■ Job
Locate all lines with the word "name" and copy them out.

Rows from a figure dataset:
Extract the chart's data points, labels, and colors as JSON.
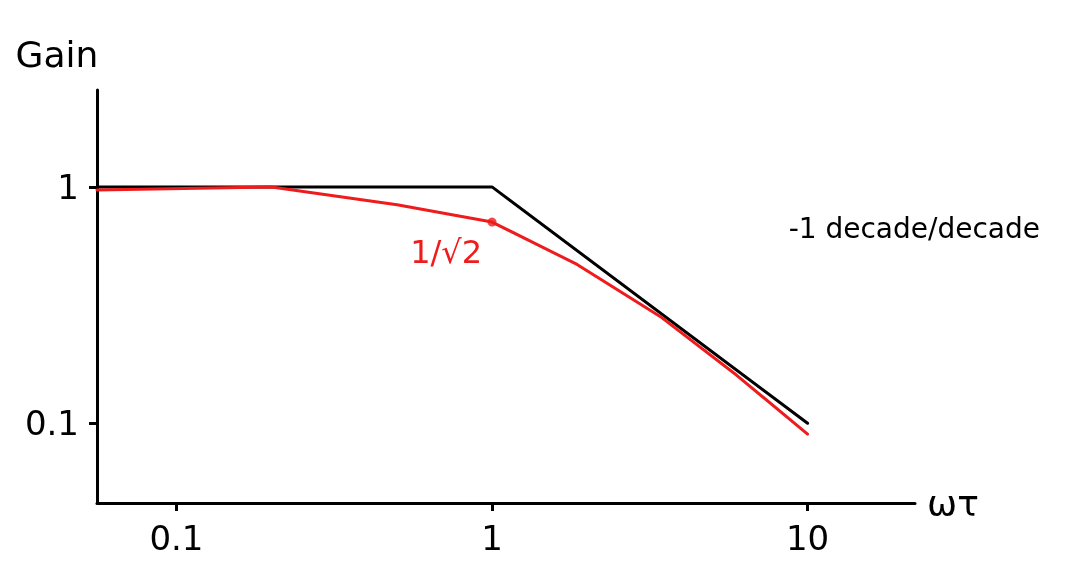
{
  "chart_data": {
    "type": "line",
    "xlabel": "ωτ",
    "ylabel": "Gain",
    "log": "xy",
    "xlim": [
      0.056,
      21.9
    ],
    "xticks": [
      0.1,
      1,
      10
    ],
    "ylim": [
      0.046,
      2.57
    ],
    "yticks": [
      0.1,
      1
    ],
    "grid": false,
    "marker": "none",
    "line_style": "solid",
    "series": [
      {
        "color": "#000000",
        "x": [
          0.056,
          1,
          10
        ],
        "values": [
          1,
          1,
          0.1
        ]
      },
      {
        "color": "#ee1c1c",
        "x": [
          0.056,
          0.2,
          0.5,
          1,
          1.86,
          3.45,
          5.95,
          10
        ],
        "values": [
          0.97,
          1,
          0.84,
          0.71,
          0.47,
          0.28,
          0.16,
          0.09
        ]
      },
      {
        "type": "scatter",
        "marker": "circle",
        "color": "#ee1c1c",
        "x": [
          1
        ],
        "values": [
          0.71
        ]
      }
    ],
    "annotations": [
      {
        "text": "1/√2",
        "x": 1,
        "y": 0.71
      },
      "-1 decade/decade"
    ]
  }
}
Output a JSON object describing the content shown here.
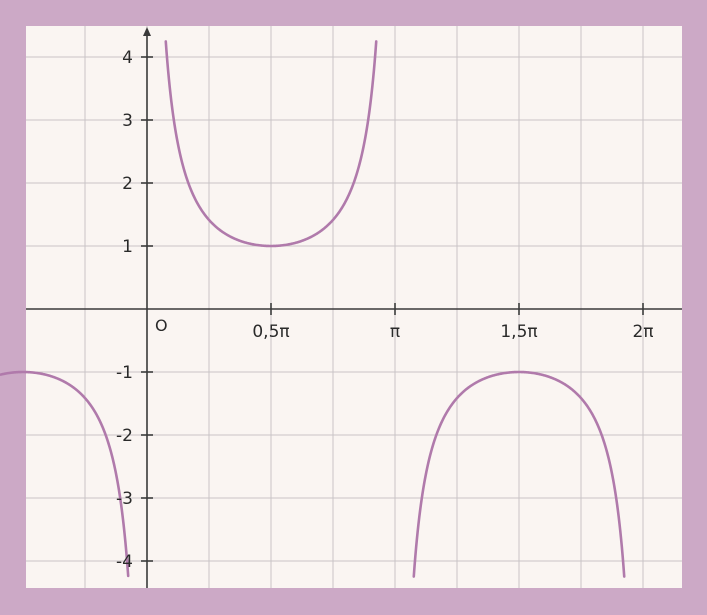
{
  "colors": {
    "frame": "#cca9c6",
    "plot_background": "#faf5f2",
    "grid": "#c9c4c6",
    "axis": "#3a3a3a",
    "curve": "#b07aab"
  },
  "chart_data": {
    "type": "line",
    "function": "csc(x)",
    "xlim": [
      -0.59,
      2.09
    ],
    "ylim": [
      -4.4,
      4.3
    ],
    "grid": true,
    "x_grid_step": 0.25,
    "y_grid_step": 1,
    "origin_label": "O",
    "x_ticks": [
      {
        "value": 0.5,
        "label": "0,5π"
      },
      {
        "value": 1.0,
        "label": "π"
      },
      {
        "value": 1.5,
        "label": "1,5π"
      },
      {
        "value": 2.0,
        "label": "2π"
      }
    ],
    "y_ticks": [
      {
        "value": 4,
        "label": "4"
      },
      {
        "value": 3,
        "label": "3"
      },
      {
        "value": 2,
        "label": "2"
      },
      {
        "value": 1,
        "label": "1"
      },
      {
        "value": -1,
        "label": "-1"
      },
      {
        "value": -2,
        "label": "-2"
      },
      {
        "value": -3,
        "label": "-3"
      },
      {
        "value": -4,
        "label": "-4"
      }
    ],
    "x_unit": "π",
    "segments": [
      {
        "x_from": -0.59,
        "x_to": -0.025
      },
      {
        "x_from": 0.025,
        "x_to": 0.975
      },
      {
        "x_from": 1.025,
        "x_to": 1.975
      }
    ]
  }
}
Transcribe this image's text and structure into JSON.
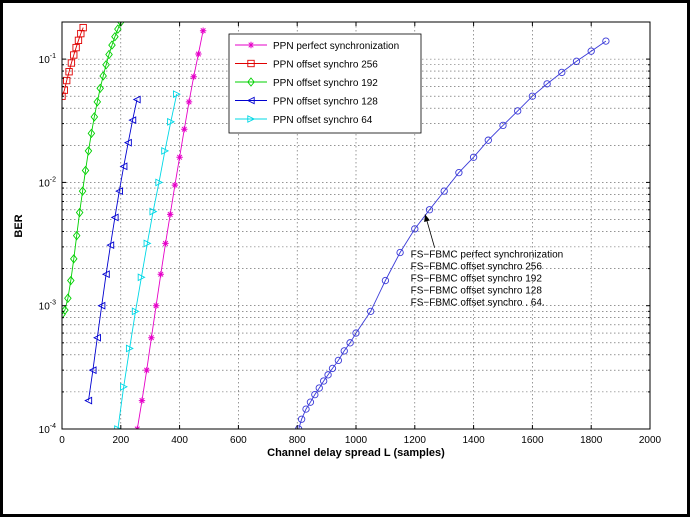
{
  "chart_data": {
    "type": "line",
    "xlabel": "Channel delay spread L (samples)",
    "ylabel": "BER",
    "xlim": [
      0,
      2000
    ],
    "ylim": [
      0.0001,
      0.2
    ],
    "yscale": "log",
    "grid": true,
    "x_ticks": [
      "0",
      "200",
      "400",
      "600",
      "800",
      "1000",
      "1200",
      "1400",
      "1600",
      "1800",
      "2000"
    ],
    "y_ticks": [
      {
        "value": 0.0001,
        "base": "10",
        "exp": "-4"
      },
      {
        "value": 0.001,
        "base": "10",
        "exp": "-3"
      },
      {
        "value": 0.01,
        "base": "10",
        "exp": "-2"
      },
      {
        "value": 0.1,
        "base": "10",
        "exp": "-1"
      }
    ],
    "legend_position": "top-center",
    "series": [
      {
        "name": "PPN perfect synchronization",
        "color": "#e600c8",
        "marker": "star",
        "x": [
          256,
          272,
          288,
          304,
          320,
          336,
          352,
          368,
          384,
          400,
          416,
          432,
          448,
          464,
          480
        ],
        "y": [
          0.0001,
          0.00017,
          0.0003,
          0.00055,
          0.001,
          0.0018,
          0.0032,
          0.0055,
          0.0095,
          0.016,
          0.027,
          0.045,
          0.072,
          0.11,
          0.17
        ]
      },
      {
        "name": "PPN offset synchro 256",
        "color": "#e00000",
        "marker": "square",
        "x": [
          0,
          8,
          16,
          24,
          32,
          40,
          48,
          56,
          64,
          72
        ],
        "y": [
          0.05,
          0.056,
          0.067,
          0.079,
          0.093,
          0.108,
          0.124,
          0.142,
          0.161,
          0.18
        ]
      },
      {
        "name": "PPN offset synchro 192",
        "color": "#00d000",
        "marker": "diamond",
        "x": [
          0,
          10,
          20,
          30,
          40,
          50,
          60,
          70,
          80,
          90,
          100,
          110,
          120,
          130,
          140,
          150,
          160,
          170,
          180,
          190,
          200
        ],
        "y": [
          0.00085,
          0.00092,
          0.00115,
          0.0016,
          0.0024,
          0.0037,
          0.0057,
          0.0085,
          0.0125,
          0.018,
          0.025,
          0.034,
          0.045,
          0.058,
          0.073,
          0.09,
          0.109,
          0.13,
          0.152,
          0.175,
          0.2
        ]
      },
      {
        "name": "PPN offset synchro 128",
        "color": "#0000d0",
        "marker": "triangle-left",
        "x": [
          90,
          105,
          120,
          135,
          150,
          165,
          180,
          195,
          210,
          225,
          240,
          255
        ],
        "y": [
          0.00017,
          0.0003,
          0.00055,
          0.001,
          0.0018,
          0.0031,
          0.0052,
          0.0085,
          0.0135,
          0.021,
          0.032,
          0.047
        ]
      },
      {
        "name": "PPN offset synchro 64",
        "color": "#00d8e6",
        "marker": "triangle-right",
        "x": [
          190,
          210,
          230,
          250,
          270,
          290,
          310,
          330,
          350,
          370,
          390
        ],
        "y": [
          0.0001,
          0.00022,
          0.00045,
          0.0009,
          0.0017,
          0.0032,
          0.0058,
          0.01,
          0.018,
          0.031,
          0.052
        ]
      },
      {
        "name": "FS-FBMC perfect synchronization",
        "color": "#3b3bd8",
        "marker": "circle",
        "x": [
          805,
          815,
          830,
          845,
          860,
          875,
          890,
          905,
          920,
          940,
          960,
          980,
          1000,
          1050,
          1100,
          1150,
          1200,
          1250,
          1300,
          1350,
          1400,
          1450,
          1500,
          1550,
          1600,
          1650,
          1700,
          1750,
          1800,
          1850
        ],
        "y": [
          0.0001,
          0.00012,
          0.000145,
          0.000165,
          0.00019,
          0.000215,
          0.000245,
          0.000275,
          0.00031,
          0.00036,
          0.00043,
          0.0005,
          0.0006,
          0.0009,
          0.0016,
          0.0027,
          0.0042,
          0.006,
          0.0085,
          0.012,
          0.016,
          0.022,
          0.029,
          0.038,
          0.05,
          0.063,
          0.078,
          0.096,
          0.116,
          0.14
        ]
      }
    ],
    "annotation": {
      "lines": [
        "FS−FBMC perfect synchronization",
        "FS−FBMC offset synchro 256",
        "FS−FBMC offset synchro 192",
        "FS−FBMC offset synchro 128",
        "FS−FBMC offset synchro . 64."
      ],
      "arrow_to": {
        "x": 1235,
        "y": 0.0055
      },
      "text_anchor": {
        "x": 1390,
        "y": 0.00175
      }
    }
  }
}
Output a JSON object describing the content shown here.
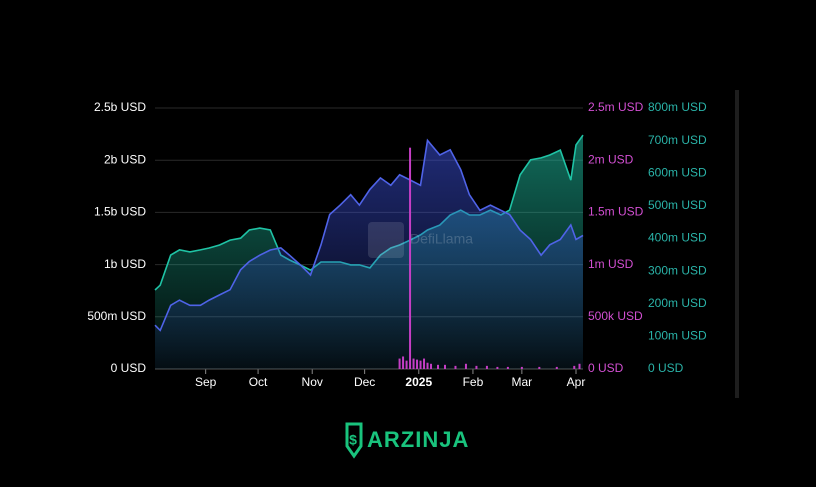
{
  "chart_data": {
    "type": "area",
    "watermark": "DefiLlama",
    "brand": "ARZINJA",
    "xlim": [
      0,
      245
    ],
    "xticks": [
      {
        "value": 29,
        "label": "Sep"
      },
      {
        "value": 59,
        "label": "Oct"
      },
      {
        "value": 90,
        "label": "Nov"
      },
      {
        "value": 120,
        "label": "Dec"
      },
      {
        "value": 151,
        "label": "2025"
      },
      {
        "value": 182,
        "label": "Feb"
      },
      {
        "value": 210,
        "label": "Mar"
      },
      {
        "value": 241,
        "label": "Apr"
      }
    ],
    "ylim": [
      0,
      2500000000
    ],
    "yticks": [
      {
        "value": 0,
        "label": "0 USD"
      },
      {
        "value": 500000000,
        "label": "500m USD"
      },
      {
        "value": 1000000000,
        "label": "1b USD"
      },
      {
        "value": 1500000000,
        "label": "1.5b USD"
      },
      {
        "value": 2000000000,
        "label": "2b USD"
      },
      {
        "value": 2500000000,
        "label": "2.5b USD"
      }
    ],
    "y3lim": [
      0,
      2500000
    ],
    "y3ticks": [
      {
        "value": 0,
        "label": "0 USD"
      },
      {
        "value": 500000,
        "label": "500k USD"
      },
      {
        "value": 1000000,
        "label": "1m USD"
      },
      {
        "value": 1500000,
        "label": "1.5m USD"
      },
      {
        "value": 2000000,
        "label": "2m USD"
      },
      {
        "value": 2500000,
        "label": "2.5m USD"
      }
    ],
    "y2lim": [
      0,
      800000000
    ],
    "y2ticks": [
      {
        "value": 0,
        "label": "0 USD"
      },
      {
        "value": 100000000,
        "label": "100m USD"
      },
      {
        "value": 200000000,
        "label": "200m USD"
      },
      {
        "value": 300000000,
        "label": "300m USD"
      },
      {
        "value": 400000000,
        "label": "400m USD"
      },
      {
        "value": 500000000,
        "label": "500m USD"
      },
      {
        "value": 600000000,
        "label": "600m USD"
      },
      {
        "value": 700000000,
        "label": "700m USD"
      },
      {
        "value": 800000000,
        "label": "800m USD"
      }
    ],
    "grid": true,
    "series": [
      {
        "type": "area",
        "axis": "y2",
        "color": "#1fc3a5",
        "x": [
          0,
          3,
          9,
          14,
          20,
          26,
          31,
          37,
          43,
          49,
          54,
          60,
          66,
          72,
          77,
          83,
          89,
          95,
          100,
          106,
          112,
          117,
          123,
          129,
          135,
          140,
          146,
          152,
          156,
          163,
          169,
          175,
          180,
          186,
          192,
          198,
          203,
          209,
          215,
          221,
          226,
          232,
          238,
          241,
          245
        ],
        "values": [
          242000000,
          257000000,
          349000000,
          365000000,
          359000000,
          365000000,
          371000000,
          380000000,
          395000000,
          401000000,
          426000000,
          432000000,
          426000000,
          349000000,
          334000000,
          319000000,
          303000000,
          328000000,
          328000000,
          328000000,
          319000000,
          319000000,
          310000000,
          349000000,
          371000000,
          380000000,
          395000000,
          411000000,
          426000000,
          441000000,
          472000000,
          487000000,
          472000000,
          472000000,
          487000000,
          472000000,
          487000000,
          595000000,
          641000000,
          647000000,
          656000000,
          671000000,
          579000000,
          687000000,
          717000000
        ]
      },
      {
        "type": "area",
        "axis": "y",
        "color": "#4f63e8",
        "x": [
          0,
          3,
          9,
          14,
          20,
          26,
          31,
          37,
          43,
          49,
          54,
          60,
          66,
          72,
          77,
          83,
          89,
          95,
          100,
          106,
          112,
          117,
          123,
          129,
          135,
          140,
          146,
          152,
          156,
          163,
          169,
          175,
          180,
          186,
          192,
          198,
          203,
          209,
          215,
          221,
          226,
          232,
          238,
          241,
          245
        ],
        "values": [
          420000000,
          370000000,
          610000000,
          660000000,
          610000000,
          610000000,
          660000000,
          710000000,
          760000000,
          950000000,
          1030000000,
          1090000000,
          1140000000,
          1160000000,
          1090000000,
          1000000000,
          900000000,
          1190000000,
          1480000000,
          1570000000,
          1670000000,
          1570000000,
          1720000000,
          1830000000,
          1760000000,
          1860000000,
          1810000000,
          1760000000,
          2190000000,
          2050000000,
          2100000000,
          1910000000,
          1670000000,
          1520000000,
          1570000000,
          1520000000,
          1480000000,
          1330000000,
          1240000000,
          1090000000,
          1190000000,
          1240000000,
          1380000000,
          1240000000,
          1280000000
        ]
      },
      {
        "type": "bar",
        "axis": "y3",
        "color": "#c53ec5",
        "x": [
          140,
          142,
          144,
          146,
          148,
          150,
          152,
          154,
          156,
          158,
          162,
          166,
          172,
          178,
          184,
          190,
          196,
          202,
          210,
          220,
          230,
          240,
          243
        ],
        "values": [
          100000,
          120000,
          80000,
          2120000,
          100000,
          90000,
          80000,
          100000,
          60000,
          50000,
          40000,
          40000,
          30000,
          50000,
          30000,
          30000,
          20000,
          20000,
          20000,
          20000,
          20000,
          30000,
          50000
        ]
      }
    ]
  }
}
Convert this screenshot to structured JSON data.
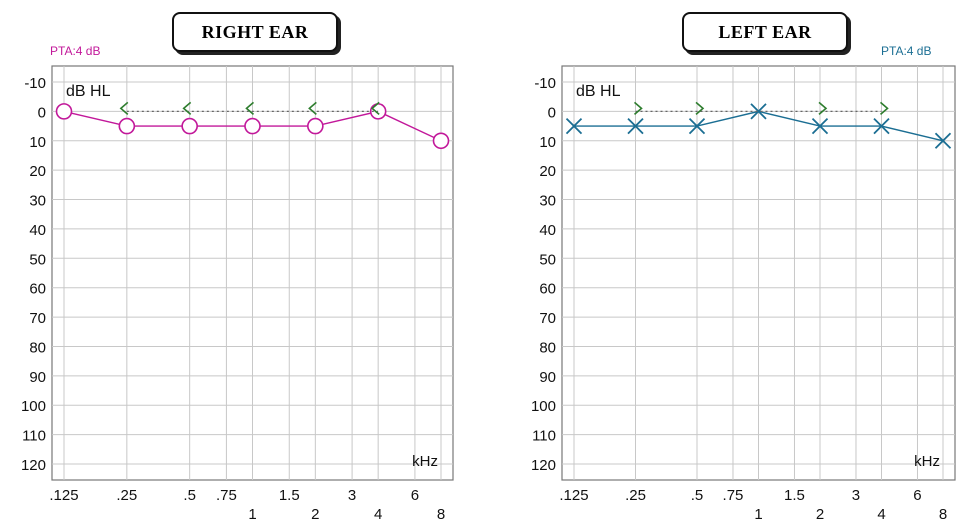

■ Final answer
        "name": "PPN perfect synchronization",
        "name": "PPN offset synchro 256",
        "name": "PPN offset synchro 192",
        "name": "PPN offset synchro 128",
        "name": "PPN offset synchro 64",
        "name": "FS-FBMC perfect synchronization",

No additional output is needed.